### TASK DESCRIPTION:
Copy every record word for word.

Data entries
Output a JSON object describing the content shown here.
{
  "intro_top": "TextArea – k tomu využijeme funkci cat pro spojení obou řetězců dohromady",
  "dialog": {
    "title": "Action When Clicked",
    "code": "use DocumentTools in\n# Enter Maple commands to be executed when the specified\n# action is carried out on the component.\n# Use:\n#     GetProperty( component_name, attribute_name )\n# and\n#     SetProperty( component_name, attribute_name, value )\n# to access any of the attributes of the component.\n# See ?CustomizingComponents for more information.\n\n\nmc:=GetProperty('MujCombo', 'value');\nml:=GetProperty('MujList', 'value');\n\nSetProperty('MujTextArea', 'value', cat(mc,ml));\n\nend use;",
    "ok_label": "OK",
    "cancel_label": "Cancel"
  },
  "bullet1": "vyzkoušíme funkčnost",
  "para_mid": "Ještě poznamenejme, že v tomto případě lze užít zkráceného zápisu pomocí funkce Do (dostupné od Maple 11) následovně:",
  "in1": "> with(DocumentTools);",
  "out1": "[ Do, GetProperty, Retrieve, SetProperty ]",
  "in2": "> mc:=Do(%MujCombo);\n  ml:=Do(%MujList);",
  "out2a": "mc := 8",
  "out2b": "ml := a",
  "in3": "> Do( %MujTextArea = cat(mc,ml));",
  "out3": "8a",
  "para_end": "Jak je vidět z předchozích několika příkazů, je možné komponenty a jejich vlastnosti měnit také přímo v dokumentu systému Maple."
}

### RIGHT ANSWER:
Output a JSON object describing the content shown here.
{
  "intro_top": "TextArea – k tomu využijeme funkci cat pro spojení obou řetězců dohromady",
  "dialog": {
    "title": "Action When Clicked",
    "code": "use DocumentTools in\n# Enter Maple commands to be executed when the specified\n# action is carried out on the component.\n# Use:\n#     GetProperty( component_name, attribute_name )\n# and\n#     SetProperty( component_name, attribute_name, value )\n# to access any of the attributes of the component.\n# See ?CustomizingComponents for more information.\n\n\nmc:=GetProperty('MujCombo', 'value');\nml:=GetProperty('MujList', 'value');\n\nSetProperty('MujTextArea', 'value', cat(mc,ml));\n\nend use;",
    "ok_label": "OK",
    "cancel_label": "Cancel"
  },
  "bullet1": "vyzkoušíme funkčnost",
  "para_mid": "Ještě poznamenejme, že v tomto případě lze užít zkráceného zápisu pomocí funkce Do (dostupné od Maple 11) následovně:",
  "in1": "> with(DocumentTools);",
  "out1": "[ Do, GetProperty, Retrieve, SetProperty ]",
  "in2": "> mc:=Do(%MujCombo);\n  ml:=Do(%MujList);",
  "out2a": "mc := 8",
  "out2b": "ml := a",
  "in3": "> Do( %MujTextArea = cat(mc,ml));",
  "out3": "8a",
  "para_end": "Jak je vidět z předchozích několika příkazů, je možné komponenty a jejich vlastnosti měnit také přímo v dokumentu systému Maple."
}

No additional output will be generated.